» Task to complete:
Identify the lines that contain the string "JSON", then copy each of them.

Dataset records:
######
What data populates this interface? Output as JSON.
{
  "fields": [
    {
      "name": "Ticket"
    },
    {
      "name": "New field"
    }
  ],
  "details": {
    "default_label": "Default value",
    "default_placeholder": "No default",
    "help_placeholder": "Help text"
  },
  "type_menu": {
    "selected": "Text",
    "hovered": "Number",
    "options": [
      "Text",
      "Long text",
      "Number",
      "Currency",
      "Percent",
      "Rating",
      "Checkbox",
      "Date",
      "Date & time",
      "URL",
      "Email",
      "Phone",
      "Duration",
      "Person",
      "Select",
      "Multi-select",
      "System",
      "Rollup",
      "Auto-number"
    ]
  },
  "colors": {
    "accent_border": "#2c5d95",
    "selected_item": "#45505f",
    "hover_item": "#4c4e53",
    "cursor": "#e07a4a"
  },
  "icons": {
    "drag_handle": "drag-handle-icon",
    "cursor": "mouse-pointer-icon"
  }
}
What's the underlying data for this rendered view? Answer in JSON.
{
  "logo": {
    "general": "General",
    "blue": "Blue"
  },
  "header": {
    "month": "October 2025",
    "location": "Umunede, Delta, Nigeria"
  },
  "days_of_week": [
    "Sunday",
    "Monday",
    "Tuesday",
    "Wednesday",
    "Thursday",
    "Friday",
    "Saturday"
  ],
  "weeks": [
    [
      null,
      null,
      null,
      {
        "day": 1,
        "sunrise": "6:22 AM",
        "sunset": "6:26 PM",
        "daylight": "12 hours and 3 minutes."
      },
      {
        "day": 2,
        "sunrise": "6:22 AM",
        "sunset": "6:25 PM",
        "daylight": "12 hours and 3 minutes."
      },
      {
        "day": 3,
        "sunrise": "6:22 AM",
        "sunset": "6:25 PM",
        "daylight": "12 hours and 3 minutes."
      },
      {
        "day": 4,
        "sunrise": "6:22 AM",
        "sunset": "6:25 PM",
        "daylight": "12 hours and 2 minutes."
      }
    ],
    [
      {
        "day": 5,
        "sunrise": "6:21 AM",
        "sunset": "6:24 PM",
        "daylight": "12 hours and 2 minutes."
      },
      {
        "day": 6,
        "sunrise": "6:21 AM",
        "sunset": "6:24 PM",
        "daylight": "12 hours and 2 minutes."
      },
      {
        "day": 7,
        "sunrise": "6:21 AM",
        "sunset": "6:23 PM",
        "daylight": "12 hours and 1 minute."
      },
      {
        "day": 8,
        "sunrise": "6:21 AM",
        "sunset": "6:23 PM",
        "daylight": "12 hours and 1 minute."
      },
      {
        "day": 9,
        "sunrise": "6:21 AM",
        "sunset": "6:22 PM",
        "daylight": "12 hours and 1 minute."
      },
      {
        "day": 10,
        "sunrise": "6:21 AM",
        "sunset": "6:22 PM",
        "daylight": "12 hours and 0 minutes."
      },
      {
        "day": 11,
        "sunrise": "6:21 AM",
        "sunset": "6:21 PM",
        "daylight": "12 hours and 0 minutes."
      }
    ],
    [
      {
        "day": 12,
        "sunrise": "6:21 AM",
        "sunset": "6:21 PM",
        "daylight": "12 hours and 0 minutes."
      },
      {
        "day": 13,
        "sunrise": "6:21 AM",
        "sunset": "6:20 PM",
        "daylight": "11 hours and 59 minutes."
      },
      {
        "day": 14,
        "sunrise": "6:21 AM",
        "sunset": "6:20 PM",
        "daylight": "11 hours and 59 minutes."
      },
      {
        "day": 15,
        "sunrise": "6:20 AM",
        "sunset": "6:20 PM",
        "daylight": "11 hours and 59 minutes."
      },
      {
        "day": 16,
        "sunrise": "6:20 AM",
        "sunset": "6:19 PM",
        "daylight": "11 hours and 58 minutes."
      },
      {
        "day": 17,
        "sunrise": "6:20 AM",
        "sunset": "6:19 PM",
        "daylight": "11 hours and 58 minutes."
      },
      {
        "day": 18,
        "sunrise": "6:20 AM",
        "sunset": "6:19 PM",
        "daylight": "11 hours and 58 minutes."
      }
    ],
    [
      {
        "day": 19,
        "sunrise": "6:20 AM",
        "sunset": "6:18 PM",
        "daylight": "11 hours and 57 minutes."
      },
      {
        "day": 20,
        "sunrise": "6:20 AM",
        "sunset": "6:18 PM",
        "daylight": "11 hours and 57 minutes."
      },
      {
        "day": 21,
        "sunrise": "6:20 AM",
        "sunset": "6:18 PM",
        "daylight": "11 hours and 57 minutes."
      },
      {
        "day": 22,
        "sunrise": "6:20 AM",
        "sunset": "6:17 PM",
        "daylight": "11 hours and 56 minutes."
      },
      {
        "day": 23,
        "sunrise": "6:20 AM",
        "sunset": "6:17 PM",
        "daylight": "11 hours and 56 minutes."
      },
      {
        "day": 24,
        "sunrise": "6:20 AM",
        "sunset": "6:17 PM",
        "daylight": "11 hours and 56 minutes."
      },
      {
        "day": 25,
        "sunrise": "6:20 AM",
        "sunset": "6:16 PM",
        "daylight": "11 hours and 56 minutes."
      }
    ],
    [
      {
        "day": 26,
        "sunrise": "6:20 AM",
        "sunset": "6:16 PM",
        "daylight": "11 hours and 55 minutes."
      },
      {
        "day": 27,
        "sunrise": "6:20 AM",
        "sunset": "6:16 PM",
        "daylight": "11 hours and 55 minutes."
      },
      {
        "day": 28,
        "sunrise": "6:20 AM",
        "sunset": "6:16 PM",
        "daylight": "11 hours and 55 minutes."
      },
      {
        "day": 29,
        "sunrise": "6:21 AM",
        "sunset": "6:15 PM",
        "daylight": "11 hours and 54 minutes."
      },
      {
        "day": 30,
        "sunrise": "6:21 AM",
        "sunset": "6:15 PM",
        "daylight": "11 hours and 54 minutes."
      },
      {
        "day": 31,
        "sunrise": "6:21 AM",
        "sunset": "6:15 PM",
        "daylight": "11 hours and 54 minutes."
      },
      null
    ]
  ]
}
######
» Written reply:
What data populates this interface? Output as JSON.
What's the underlying data for this rendered view? Answer in JSON.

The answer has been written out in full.